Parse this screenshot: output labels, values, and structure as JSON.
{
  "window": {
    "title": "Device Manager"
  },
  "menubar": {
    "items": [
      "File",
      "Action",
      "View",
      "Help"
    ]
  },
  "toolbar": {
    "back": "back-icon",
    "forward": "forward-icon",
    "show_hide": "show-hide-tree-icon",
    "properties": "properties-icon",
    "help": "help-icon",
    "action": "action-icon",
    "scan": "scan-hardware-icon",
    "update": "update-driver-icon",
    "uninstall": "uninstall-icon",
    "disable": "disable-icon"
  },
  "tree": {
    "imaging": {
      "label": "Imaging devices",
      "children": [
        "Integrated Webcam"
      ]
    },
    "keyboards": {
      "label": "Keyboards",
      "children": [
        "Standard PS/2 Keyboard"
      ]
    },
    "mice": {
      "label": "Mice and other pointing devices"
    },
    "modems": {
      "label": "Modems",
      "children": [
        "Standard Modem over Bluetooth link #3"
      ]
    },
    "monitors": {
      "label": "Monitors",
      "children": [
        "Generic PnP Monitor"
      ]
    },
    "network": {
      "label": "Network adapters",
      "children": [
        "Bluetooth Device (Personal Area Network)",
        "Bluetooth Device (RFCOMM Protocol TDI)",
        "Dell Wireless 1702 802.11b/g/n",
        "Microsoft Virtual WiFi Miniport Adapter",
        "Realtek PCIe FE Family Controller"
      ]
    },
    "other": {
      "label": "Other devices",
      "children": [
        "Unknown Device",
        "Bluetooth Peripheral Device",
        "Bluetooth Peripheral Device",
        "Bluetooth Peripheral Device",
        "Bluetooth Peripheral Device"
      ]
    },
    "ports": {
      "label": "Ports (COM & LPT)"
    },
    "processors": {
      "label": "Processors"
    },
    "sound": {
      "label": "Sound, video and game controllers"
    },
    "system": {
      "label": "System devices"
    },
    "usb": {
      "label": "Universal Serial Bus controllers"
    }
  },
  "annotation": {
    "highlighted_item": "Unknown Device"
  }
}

▶ _Problem details_:
Repeat the data verbatim.

▶ _Response to the exercise_:
Parse this screenshot: output labels, values, and structure as JSON.
{
  "window": {
    "title": "Device Manager"
  },
  "menubar": {
    "items": [
      "File",
      "Action",
      "View",
      "Help"
    ]
  },
  "toolbar": {
    "back": "back-icon",
    "forward": "forward-icon",
    "show_hide": "show-hide-tree-icon",
    "properties": "properties-icon",
    "help": "help-icon",
    "action": "action-icon",
    "scan": "scan-hardware-icon",
    "update": "update-driver-icon",
    "uninstall": "uninstall-icon",
    "disable": "disable-icon"
  },
  "tree": {
    "imaging": {
      "label": "Imaging devices",
      "children": [
        "Integrated Webcam"
      ]
    },
    "keyboards": {
      "label": "Keyboards",
      "children": [
        "Standard PS/2 Keyboard"
      ]
    },
    "mice": {
      "label": "Mice and other pointing devices"
    },
    "modems": {
      "label": "Modems",
      "children": [
        "Standard Modem over Bluetooth link #3"
      ]
    },
    "monitors": {
      "label": "Monitors",
      "children": [
        "Generic PnP Monitor"
      ]
    },
    "network": {
      "label": "Network adapters",
      "children": [
        "Bluetooth Device (Personal Area Network)",
        "Bluetooth Device (RFCOMM Protocol TDI)",
        "Dell Wireless 1702 802.11b/g/n",
        "Microsoft Virtual WiFi Miniport Adapter",
        "Realtek PCIe FE Family Controller"
      ]
    },
    "other": {
      "label": "Other devices",
      "children": [
        "Unknown Device",
        "Bluetooth Peripheral Device",
        "Bluetooth Peripheral Device",
        "Bluetooth Peripheral Device",
        "Bluetooth Peripheral Device"
      ]
    },
    "ports": {
      "label": "Ports (COM & LPT)"
    },
    "processors": {
      "label": "Processors"
    },
    "sound": {
      "label": "Sound, video and game controllers"
    },
    "system": {
      "label": "System devices"
    },
    "usb": {
      "label": "Universal Serial Bus controllers"
    }
  },
  "annotation": {
    "highlighted_item": "Unknown Device"
  }
}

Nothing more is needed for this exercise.